WRITTEN REQUEST: Return each line of the material verbatim.

DATA EXCERPTS:
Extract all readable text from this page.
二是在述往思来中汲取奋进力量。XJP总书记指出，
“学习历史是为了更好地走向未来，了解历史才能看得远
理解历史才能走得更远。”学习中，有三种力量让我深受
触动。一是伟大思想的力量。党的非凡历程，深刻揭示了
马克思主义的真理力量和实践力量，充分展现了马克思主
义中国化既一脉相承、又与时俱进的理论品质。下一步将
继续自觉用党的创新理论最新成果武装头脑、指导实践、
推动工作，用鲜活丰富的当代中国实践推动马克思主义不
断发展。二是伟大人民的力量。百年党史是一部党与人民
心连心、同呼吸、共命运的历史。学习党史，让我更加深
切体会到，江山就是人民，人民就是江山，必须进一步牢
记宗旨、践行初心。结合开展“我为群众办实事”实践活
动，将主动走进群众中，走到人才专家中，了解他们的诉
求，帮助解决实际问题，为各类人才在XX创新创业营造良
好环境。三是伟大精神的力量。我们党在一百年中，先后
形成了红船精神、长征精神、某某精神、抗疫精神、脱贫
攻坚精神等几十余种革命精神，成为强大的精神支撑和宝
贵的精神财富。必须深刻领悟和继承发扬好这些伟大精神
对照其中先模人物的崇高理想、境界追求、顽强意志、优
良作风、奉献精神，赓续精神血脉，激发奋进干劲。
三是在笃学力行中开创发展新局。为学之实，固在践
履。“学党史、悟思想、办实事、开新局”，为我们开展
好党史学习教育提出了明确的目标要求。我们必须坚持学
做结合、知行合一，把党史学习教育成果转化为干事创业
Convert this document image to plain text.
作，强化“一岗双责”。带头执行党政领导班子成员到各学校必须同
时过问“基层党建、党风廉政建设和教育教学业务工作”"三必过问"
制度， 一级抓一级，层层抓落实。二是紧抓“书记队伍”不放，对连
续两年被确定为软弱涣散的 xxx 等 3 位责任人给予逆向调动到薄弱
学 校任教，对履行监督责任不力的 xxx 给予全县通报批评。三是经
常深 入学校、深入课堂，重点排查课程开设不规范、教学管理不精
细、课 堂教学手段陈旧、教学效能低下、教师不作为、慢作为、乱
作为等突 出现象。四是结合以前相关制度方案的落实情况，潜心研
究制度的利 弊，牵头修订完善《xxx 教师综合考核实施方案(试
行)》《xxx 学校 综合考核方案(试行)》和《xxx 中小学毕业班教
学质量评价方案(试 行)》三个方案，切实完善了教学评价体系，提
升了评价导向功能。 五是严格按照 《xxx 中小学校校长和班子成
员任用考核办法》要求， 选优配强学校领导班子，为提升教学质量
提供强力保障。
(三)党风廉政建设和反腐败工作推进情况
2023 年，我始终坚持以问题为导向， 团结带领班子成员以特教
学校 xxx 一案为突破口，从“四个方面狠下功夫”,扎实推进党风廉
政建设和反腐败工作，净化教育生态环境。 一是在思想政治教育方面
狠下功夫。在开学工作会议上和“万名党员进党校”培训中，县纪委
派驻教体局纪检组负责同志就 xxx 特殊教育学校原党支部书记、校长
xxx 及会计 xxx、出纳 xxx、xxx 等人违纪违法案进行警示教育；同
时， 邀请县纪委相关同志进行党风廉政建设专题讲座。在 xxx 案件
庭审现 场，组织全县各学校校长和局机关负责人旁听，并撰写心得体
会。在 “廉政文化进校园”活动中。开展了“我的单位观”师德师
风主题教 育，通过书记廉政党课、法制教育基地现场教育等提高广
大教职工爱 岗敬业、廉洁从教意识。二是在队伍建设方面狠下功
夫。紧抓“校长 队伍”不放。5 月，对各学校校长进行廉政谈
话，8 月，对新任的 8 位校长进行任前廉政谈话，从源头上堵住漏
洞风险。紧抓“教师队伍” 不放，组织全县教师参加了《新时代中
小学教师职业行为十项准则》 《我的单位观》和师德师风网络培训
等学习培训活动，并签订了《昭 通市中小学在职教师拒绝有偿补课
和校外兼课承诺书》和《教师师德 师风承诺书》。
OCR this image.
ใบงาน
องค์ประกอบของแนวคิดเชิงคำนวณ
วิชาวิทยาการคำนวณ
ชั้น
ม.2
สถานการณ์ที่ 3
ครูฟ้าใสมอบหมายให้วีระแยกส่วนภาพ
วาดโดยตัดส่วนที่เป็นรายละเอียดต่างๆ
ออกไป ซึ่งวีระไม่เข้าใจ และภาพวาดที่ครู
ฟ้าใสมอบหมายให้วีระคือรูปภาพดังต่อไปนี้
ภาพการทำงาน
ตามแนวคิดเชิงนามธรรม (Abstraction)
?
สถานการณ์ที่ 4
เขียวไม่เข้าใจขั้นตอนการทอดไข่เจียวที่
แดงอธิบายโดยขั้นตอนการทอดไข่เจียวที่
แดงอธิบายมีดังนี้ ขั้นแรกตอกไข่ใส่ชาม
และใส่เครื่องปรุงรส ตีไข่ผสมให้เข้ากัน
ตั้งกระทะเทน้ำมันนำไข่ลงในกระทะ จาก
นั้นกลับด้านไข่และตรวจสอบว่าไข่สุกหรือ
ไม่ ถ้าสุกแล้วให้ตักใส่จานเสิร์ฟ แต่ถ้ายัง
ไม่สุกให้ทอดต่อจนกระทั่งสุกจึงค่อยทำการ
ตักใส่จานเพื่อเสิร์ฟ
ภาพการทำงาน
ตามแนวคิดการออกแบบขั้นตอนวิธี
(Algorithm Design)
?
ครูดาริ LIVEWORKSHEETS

RESULT:
Extract all readable text from this page.
二是在述往思来中汲取奋进力量。XJP总书记指出，
“学习历史是为了更好地走向未来，了解历史才能看得远
理解历史才能走得更远。”学习中，有三种力量让我深受
触动。一是伟大思想的力量。党的非凡历程，深刻揭示了
马克思主义的真理力量和实践力量，充分展现了马克思主
义中国化既一脉相承、又与时俱进的理论品质。下一步将
继续自觉用党的创新理论最新成果武装头脑、指导实践、
推动工作，用鲜活丰富的当代中国实践推动马克思主义不
断发展。二是伟大人民的力量。百年党史是一部党与人民
心连心、同呼吸、共命运的历史。学习党史，让我更加深
切体会到，江山就是人民，人民就是江山，必须进一步牢
记宗旨、践行初心。结合开展“我为群众办实事”实践活
动，将主动走进群众中，走到人才专家中，了解他们的诉
求，帮助解决实际问题，为各类人才在XX创新创业营造良
好环境。三是伟大精神的力量。我们党在一百年中，先后
形成了红船精神、长征精神、某某精神、抗疫精神、脱贫
攻坚精神等几十余种革命精神，成为强大的精神支撑和宝
贵的精神财富。必须深刻领悟和继承发扬好这些伟大精神
对照其中先模人物的崇高理想、境界追求、顽强意志、优
良作风、奉献精神，赓续精神血脉，激发奋进干劲。
三是在笃学力行中开创发展新局。为学之实，固在践
履。“学党史、悟思想、办实事、开新局”，为我们开展
好党史学习教育提出了明确的目标要求。我们必须坚持学
做结合、知行合一，把党史学习教育成果转化为干事创业
Convert this document image to plain text.
作，强化“一岗双责”。带头执行党政领导班子成员到各学校必须同
时过问“基层党建、党风廉政建设和教育教学业务工作”"三必过问"
制度， 一级抓一级，层层抓落实。二是紧抓“书记队伍”不放，对连
续两年被确定为软弱涣散的 xxx 等 3 位责任人给予逆向调动到薄弱
学 校任教，对履行监督责任不力的 xxx 给予全县通报批评。三是经
常深 入学校、深入课堂，重点排查课程开设不规范、教学管理不精
细、课 堂教学手段陈旧、教学效能低下、教师不作为、慢作为、乱
作为等突 出现象。四是结合以前相关制度方案的落实情况，潜心研
究制度的利 弊，牵头修订完善《xxx 教师综合考核实施方案(试
行)》《xxx 学校 综合考核方案(试行)》和《xxx 中小学毕业班教
学质量评价方案(试 行)》三个方案，切实完善了教学评价体系，提
升了评价导向功能。 五是严格按照 《xxx 中小学校校长和班子成
员任用考核办法》要求， 选优配强学校领导班子，为提升教学质量
提供强力保障。
(三)党风廉政建设和反腐败工作推进情况
2023 年，我始终坚持以问题为导向， 团结带领班子成员以特教
学校 xxx 一案为突破口，从“四个方面狠下功夫”,扎实推进党风廉
政建设和反腐败工作，净化教育生态环境。 一是在思想政治教育方面
狠下功夫。在开学工作会议上和“万名党员进党校”培训中，县纪委
派驻教体局纪检组负责同志就 xxx 特殊教育学校原党支部书记、校长
xxx 及会计 xxx、出纳 xxx、xxx 等人违纪违法案进行警示教育；同
时， 邀请县纪委相关同志进行党风廉政建设专题讲座。在 xxx 案件
庭审现 场，组织全县各学校校长和局机关负责人旁听，并撰写心得体
会。在 “廉政文化进校园”活动中。开展了“我的单位观”师德师
风主题教 育，通过书记廉政党课、法制教育基地现场教育等提高广
大教职工爱 岗敬业、廉洁从教意识。二是在队伍建设方面狠下功
夫。紧抓“校长 队伍”不放。5 月，对各学校校长进行廉政谈
话，8 月，对新任的 8 位校长进行任前廉政谈话，从源头上堵住漏
洞风险。紧抓“教师队伍” 不放，组织全县教师参加了《新时代中
小学教师职业行为十项准则》 《我的单位观》和师德师风网络培训
等学习培训活动，并签订了《昭 通市中小学在职教师拒绝有偿补课
和校外兼课承诺书》和《教师师德 师风承诺书》。
OCR this image.
ใบงาน
องค์ประกอบของแนวคิดเชิงคำนวณ
วิชาวิทยาการคำนวณ
ชั้น
ม.2
สถานการณ์ที่ 3
ครูฟ้าใสมอบหมายให้วีระแยกส่วนภาพ
วาดโดยตัดส่วนที่เป็นรายละเอียดต่างๆ
ออกไป ซึ่งวีระไม่เข้าใจ และภาพวาดที่ครู
ฟ้าใสมอบหมายให้วีระคือรูปภาพดังต่อไปนี้
ภาพการทำงาน
ตามแนวคิดเชิงนามธรรม (Abstraction)
?
สถานการณ์ที่ 4
เขียวไม่เข้าใจขั้นตอนการทอดไข่เจียวที่
แดงอธิบายโดยขั้นตอนการทอดไข่เจียวที่
แดงอธิบายมีดังนี้ ขั้นแรกตอกไข่ใส่ชาม
และใส่เครื่องปรุงรส ตีไข่ผสมให้เข้ากัน
ตั้งกระทะเทน้ำมันนำไข่ลงในกระทะ จาก
นั้นกลับด้านไข่และตรวจสอบว่าไข่สุกหรือ
ไม่ ถ้าสุกแล้วให้ตักใส่จานเสิร์ฟ แต่ถ้ายัง
ไม่สุกให้ทอดต่อจนกระทั่งสุกจึงค่อยทำการ
ตักใส่จานเพื่อเสิร์ฟ
ภาพการทำงาน
ตามแนวคิดการออกแบบขั้นตอนวิธี
(Algorithm Design)
?
ครูดาริ LIVEWORKSHEETS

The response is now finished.